Your answer should be a single number: the count of lines containing the string "disputas".

+++++

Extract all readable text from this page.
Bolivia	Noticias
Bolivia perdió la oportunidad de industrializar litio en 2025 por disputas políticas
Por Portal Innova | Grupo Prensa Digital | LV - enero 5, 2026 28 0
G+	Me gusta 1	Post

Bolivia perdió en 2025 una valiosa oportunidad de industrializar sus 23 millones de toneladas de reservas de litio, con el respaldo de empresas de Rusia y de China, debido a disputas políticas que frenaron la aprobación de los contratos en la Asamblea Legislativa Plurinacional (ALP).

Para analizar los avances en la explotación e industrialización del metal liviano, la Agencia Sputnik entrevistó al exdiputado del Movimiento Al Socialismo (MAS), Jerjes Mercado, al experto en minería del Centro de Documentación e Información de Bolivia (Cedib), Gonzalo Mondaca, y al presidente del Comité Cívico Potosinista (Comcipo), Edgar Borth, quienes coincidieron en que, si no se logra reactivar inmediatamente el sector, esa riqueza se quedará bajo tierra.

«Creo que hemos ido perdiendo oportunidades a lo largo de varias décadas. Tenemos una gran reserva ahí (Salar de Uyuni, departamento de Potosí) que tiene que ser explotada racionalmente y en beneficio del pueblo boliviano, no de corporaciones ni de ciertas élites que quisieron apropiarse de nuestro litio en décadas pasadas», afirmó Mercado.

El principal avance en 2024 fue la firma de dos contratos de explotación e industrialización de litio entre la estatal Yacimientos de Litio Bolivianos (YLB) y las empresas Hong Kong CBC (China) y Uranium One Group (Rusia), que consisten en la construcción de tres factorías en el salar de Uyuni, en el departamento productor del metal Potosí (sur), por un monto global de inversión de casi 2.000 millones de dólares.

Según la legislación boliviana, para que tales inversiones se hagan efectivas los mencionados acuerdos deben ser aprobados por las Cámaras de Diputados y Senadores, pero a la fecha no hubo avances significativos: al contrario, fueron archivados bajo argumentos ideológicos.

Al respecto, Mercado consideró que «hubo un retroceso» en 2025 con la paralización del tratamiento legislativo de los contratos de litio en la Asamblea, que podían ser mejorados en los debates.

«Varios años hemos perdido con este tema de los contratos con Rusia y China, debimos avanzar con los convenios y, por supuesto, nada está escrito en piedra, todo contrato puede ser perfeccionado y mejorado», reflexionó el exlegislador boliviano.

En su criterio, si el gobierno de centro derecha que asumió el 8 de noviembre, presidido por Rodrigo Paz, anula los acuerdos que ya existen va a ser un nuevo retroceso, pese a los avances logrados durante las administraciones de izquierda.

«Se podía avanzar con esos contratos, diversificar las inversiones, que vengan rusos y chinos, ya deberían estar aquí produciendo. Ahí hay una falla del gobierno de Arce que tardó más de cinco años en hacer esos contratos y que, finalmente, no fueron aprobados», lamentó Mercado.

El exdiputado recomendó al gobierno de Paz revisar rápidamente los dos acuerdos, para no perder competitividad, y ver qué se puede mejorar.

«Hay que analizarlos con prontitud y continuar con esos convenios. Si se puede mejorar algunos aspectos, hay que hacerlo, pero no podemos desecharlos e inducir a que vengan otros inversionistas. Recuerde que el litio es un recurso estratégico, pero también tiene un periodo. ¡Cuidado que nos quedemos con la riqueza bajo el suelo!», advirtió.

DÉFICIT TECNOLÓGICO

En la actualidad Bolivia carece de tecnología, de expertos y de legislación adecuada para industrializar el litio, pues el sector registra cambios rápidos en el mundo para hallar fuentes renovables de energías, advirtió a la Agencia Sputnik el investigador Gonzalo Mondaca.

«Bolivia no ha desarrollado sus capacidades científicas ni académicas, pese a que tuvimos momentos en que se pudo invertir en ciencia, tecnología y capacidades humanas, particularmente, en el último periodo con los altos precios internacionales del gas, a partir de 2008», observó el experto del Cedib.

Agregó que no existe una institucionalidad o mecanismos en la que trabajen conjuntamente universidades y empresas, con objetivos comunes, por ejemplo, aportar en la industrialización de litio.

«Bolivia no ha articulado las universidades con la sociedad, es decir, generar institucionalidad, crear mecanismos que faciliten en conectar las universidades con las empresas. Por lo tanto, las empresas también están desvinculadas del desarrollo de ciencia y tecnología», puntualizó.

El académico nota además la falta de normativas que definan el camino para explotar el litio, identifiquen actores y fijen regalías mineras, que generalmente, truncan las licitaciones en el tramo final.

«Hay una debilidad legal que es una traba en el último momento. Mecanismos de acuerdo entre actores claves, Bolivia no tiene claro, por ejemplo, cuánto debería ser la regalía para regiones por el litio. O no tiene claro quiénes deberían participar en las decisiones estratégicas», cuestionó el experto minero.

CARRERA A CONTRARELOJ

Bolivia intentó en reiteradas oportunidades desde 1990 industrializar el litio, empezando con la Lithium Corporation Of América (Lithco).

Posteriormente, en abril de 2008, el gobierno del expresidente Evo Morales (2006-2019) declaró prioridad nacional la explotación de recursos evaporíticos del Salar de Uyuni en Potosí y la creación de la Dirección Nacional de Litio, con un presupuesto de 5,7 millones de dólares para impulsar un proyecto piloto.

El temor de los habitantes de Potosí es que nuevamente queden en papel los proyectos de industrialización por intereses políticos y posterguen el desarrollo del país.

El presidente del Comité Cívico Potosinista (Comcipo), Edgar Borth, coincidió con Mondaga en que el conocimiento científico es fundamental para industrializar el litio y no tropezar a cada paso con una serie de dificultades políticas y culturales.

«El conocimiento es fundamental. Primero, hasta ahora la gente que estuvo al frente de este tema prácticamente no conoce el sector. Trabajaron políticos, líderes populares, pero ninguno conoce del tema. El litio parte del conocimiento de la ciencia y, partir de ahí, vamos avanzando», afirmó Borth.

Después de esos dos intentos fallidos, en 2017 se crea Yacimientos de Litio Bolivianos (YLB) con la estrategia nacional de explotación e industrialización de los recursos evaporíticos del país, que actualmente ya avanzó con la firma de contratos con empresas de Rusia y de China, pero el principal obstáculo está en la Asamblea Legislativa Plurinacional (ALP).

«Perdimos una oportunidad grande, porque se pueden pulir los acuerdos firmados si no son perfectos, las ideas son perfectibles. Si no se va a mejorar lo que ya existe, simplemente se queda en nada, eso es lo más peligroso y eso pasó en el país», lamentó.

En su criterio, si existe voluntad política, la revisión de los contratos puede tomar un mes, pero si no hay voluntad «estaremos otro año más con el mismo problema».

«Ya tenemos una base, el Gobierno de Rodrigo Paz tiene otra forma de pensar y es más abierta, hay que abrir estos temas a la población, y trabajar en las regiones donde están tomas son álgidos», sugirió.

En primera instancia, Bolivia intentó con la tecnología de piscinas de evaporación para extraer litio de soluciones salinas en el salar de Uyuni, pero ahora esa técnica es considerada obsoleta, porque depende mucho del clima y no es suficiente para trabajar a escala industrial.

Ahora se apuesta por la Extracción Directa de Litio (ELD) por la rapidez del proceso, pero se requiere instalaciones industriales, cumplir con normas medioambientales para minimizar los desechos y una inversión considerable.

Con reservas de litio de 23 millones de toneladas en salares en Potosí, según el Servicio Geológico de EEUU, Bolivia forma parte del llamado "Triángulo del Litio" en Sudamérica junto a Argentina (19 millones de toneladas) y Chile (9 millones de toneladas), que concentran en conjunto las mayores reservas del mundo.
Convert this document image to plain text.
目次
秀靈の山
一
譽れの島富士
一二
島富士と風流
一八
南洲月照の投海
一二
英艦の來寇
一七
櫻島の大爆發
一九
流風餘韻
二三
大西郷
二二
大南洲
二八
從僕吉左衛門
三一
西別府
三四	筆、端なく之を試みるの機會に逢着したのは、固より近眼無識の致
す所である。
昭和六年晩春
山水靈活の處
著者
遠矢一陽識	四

+++++

◆ **Result below**: 2